--- START Task data ---
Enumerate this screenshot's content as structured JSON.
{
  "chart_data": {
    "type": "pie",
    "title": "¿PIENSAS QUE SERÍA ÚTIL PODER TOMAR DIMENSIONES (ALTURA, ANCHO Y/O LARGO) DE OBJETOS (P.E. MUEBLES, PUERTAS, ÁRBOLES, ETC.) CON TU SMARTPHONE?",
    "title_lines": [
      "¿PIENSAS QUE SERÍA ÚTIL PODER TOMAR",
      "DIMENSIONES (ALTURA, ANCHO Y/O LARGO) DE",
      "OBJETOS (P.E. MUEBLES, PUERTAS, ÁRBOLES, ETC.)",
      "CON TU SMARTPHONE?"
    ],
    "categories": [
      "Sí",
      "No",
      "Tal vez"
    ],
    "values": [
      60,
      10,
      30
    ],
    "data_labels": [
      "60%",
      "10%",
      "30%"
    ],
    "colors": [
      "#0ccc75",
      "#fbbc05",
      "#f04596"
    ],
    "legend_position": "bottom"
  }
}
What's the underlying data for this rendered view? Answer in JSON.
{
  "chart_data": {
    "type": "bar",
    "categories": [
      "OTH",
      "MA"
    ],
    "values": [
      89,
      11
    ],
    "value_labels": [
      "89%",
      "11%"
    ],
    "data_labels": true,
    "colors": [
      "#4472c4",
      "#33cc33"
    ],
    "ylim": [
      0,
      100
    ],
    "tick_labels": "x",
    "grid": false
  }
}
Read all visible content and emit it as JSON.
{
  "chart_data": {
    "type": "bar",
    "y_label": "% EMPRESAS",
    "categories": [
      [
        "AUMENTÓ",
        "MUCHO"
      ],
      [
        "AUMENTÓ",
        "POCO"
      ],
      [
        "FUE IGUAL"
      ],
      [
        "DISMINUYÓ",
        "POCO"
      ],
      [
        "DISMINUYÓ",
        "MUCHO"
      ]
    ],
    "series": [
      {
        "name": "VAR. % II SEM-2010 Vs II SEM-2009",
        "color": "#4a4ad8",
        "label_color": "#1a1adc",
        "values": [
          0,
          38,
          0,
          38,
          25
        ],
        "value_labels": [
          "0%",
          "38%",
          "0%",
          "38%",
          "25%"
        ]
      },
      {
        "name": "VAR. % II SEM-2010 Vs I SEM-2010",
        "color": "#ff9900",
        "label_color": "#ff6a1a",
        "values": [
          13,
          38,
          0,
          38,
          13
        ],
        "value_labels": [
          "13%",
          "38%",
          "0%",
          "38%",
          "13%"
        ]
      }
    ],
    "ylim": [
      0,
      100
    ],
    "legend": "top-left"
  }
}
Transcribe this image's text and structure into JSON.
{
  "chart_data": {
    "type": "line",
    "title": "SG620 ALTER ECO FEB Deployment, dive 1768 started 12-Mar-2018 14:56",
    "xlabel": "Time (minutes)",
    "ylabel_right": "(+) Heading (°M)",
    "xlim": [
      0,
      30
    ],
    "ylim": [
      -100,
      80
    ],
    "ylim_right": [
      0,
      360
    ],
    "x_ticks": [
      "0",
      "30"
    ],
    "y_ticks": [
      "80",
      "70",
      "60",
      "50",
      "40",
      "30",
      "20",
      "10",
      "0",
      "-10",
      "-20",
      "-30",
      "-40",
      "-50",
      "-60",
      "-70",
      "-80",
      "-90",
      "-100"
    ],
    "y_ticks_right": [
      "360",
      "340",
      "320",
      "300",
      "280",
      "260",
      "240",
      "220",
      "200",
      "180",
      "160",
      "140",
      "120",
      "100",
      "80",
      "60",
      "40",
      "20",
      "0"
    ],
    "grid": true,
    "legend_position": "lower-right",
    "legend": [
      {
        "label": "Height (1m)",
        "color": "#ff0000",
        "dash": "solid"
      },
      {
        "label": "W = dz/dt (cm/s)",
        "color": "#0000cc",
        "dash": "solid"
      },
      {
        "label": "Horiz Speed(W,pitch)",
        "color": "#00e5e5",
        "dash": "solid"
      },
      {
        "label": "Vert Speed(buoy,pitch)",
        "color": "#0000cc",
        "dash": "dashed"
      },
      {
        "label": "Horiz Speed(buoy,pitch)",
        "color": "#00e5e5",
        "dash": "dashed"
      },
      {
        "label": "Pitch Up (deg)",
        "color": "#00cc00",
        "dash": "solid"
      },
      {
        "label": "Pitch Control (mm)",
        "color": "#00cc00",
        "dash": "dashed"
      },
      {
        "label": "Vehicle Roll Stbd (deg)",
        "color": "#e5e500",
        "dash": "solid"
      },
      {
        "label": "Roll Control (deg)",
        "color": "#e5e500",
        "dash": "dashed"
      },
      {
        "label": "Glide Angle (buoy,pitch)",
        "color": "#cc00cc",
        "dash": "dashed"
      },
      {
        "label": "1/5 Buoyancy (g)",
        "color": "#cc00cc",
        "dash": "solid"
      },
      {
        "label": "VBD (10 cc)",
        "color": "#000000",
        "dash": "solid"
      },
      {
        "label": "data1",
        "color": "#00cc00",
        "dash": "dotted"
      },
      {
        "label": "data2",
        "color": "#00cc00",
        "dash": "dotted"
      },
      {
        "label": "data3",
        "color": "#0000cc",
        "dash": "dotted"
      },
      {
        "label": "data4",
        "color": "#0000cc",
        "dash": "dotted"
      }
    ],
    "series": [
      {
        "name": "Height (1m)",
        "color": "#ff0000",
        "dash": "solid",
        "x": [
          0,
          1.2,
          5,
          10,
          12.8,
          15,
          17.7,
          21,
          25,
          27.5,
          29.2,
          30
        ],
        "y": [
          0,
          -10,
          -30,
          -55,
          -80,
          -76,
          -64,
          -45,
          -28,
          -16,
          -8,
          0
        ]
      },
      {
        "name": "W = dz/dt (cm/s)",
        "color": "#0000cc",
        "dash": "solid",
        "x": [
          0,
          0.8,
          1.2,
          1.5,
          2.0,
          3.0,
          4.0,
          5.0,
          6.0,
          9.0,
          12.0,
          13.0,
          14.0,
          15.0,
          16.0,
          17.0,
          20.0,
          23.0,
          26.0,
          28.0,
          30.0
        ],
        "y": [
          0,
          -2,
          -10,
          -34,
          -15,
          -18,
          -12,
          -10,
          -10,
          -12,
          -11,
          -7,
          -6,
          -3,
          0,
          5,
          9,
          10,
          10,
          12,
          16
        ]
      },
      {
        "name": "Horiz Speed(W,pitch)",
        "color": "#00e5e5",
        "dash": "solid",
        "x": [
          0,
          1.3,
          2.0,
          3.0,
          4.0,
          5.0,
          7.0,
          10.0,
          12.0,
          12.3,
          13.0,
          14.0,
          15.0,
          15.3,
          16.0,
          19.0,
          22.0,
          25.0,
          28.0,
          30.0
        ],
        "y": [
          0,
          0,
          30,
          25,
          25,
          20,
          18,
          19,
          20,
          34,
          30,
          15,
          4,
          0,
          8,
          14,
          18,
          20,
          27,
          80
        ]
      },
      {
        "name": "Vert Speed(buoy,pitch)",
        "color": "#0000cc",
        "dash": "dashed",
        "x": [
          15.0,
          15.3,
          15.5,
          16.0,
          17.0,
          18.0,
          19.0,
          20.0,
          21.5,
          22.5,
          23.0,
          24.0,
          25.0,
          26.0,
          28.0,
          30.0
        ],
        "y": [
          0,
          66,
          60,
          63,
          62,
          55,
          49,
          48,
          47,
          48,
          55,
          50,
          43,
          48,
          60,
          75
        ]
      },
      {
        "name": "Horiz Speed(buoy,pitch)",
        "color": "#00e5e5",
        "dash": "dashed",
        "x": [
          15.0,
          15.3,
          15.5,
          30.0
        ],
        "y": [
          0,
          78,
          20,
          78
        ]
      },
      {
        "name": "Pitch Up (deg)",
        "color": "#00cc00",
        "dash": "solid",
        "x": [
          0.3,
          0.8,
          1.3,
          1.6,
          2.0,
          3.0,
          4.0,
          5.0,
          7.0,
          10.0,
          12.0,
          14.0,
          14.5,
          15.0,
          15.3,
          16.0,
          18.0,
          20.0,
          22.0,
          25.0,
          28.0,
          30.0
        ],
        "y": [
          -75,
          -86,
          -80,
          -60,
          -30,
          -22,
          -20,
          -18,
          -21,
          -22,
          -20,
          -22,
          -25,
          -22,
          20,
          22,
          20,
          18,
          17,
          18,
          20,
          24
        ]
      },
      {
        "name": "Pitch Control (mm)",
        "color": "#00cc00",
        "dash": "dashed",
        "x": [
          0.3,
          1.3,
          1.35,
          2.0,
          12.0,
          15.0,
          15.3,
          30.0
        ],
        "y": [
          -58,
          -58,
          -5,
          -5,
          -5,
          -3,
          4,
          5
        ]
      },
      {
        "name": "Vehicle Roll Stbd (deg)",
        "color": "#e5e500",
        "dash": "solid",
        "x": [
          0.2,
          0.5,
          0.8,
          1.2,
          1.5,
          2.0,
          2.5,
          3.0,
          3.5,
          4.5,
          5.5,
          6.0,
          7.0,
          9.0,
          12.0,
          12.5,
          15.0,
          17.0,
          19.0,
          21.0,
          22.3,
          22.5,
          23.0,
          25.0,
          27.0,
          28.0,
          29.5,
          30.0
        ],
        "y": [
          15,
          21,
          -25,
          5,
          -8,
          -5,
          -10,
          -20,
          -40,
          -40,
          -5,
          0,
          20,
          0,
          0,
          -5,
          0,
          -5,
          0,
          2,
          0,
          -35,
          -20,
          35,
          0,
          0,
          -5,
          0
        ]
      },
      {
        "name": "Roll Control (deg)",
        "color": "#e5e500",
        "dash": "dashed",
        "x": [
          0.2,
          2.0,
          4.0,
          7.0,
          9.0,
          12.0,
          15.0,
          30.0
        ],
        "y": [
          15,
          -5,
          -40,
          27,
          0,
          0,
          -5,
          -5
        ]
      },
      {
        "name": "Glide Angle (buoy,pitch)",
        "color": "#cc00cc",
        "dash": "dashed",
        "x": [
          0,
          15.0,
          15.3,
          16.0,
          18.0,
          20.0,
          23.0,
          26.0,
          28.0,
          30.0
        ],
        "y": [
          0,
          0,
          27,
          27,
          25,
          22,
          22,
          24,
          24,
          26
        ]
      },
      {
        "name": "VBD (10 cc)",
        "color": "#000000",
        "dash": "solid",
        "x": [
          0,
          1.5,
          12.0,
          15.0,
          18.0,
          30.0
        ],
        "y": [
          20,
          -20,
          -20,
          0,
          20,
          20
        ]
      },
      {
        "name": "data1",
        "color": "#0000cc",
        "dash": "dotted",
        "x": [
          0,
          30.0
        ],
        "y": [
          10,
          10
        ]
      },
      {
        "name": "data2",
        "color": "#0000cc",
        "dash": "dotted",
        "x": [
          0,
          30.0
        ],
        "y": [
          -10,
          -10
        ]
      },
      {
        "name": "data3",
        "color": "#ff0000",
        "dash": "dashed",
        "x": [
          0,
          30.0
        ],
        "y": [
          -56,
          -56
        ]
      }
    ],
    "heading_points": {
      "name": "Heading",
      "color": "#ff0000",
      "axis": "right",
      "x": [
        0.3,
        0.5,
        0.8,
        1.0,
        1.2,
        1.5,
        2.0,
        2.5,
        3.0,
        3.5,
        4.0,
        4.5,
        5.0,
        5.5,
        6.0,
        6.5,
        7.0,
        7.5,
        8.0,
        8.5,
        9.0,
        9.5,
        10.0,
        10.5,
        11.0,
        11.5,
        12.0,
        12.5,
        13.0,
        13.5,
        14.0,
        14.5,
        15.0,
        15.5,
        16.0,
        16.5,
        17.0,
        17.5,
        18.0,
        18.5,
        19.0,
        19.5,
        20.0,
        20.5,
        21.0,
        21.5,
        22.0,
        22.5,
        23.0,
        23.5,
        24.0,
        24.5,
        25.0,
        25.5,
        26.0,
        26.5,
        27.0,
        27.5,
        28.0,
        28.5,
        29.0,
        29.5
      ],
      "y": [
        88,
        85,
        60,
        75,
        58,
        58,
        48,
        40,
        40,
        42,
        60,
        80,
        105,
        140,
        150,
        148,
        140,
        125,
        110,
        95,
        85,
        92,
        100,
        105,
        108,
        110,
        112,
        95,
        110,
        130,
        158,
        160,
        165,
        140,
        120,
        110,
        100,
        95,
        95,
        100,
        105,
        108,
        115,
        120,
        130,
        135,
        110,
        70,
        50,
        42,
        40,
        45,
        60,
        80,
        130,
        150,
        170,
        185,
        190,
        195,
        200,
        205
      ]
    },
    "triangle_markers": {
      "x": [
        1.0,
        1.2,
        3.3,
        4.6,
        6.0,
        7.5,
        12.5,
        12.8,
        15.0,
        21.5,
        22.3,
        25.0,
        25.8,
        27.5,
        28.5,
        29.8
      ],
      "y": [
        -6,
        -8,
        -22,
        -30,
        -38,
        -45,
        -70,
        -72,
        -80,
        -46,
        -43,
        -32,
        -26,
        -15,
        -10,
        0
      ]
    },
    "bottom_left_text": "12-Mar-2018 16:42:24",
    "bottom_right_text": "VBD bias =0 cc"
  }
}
--- END Task data ---
■ **Your task**:
List the lines of the material in which the word "PODER" occurs.

■ **Task answer**:
    "title": "¿PIENSAS QUE SERÍA ÚTIL PODER TOMAR DIMENSIONES (ALTURA, ANCHO Y/O LARGO) DE OBJETOS (P.E. MUEBLES, PUERTAS, ÁRBOLES, ETC.) CON TU SMARTPHONE?",
      "¿PIENSAS QUE SERÍA ÚTIL PODER TOMAR",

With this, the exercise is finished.